(Work task)
Go through the material and return every line that contains the string "test".

(Data for processing)
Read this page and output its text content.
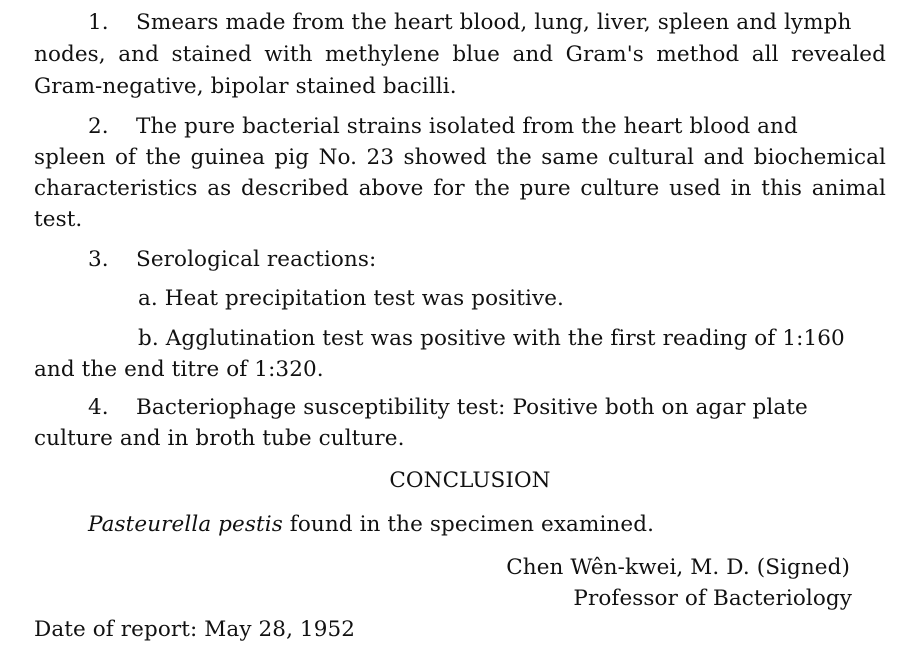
1. Smears made from the heart blood, lung, liver, spleen and lymph
nodes, and stained with methylene blue and Gram's method all revealed
Gram-negative, bipolar stained bacilli.
2. The pure bacterial strains isolated from the heart blood and
spleen of the guinea pig No. 23 showed the same cultural and biochemical
characteristics as described above for the pure culture used in this animal
test.
3. Serological reactions:
a. Heat precipitation test was positive.
b. Agglutination test was positive with the first reading of 1:160
and the end titre of 1:320.
4. Bacteriophage susceptibility test: Positive both on agar plate
culture and in broth tube culture.
CONCLUSION
Pasteurella pestis found in the specimen examined.
Chen Wên-kwei, M. D. (Signed)
Professor of Bacteriology
Date of report: May 28, 1952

(Solved exercise)
test.
a. Heat precipitation test was positive.
b. Agglutination test was positive with the first reading of 1:160
4. Bacteriophage susceptibility test: Positive both on agar plate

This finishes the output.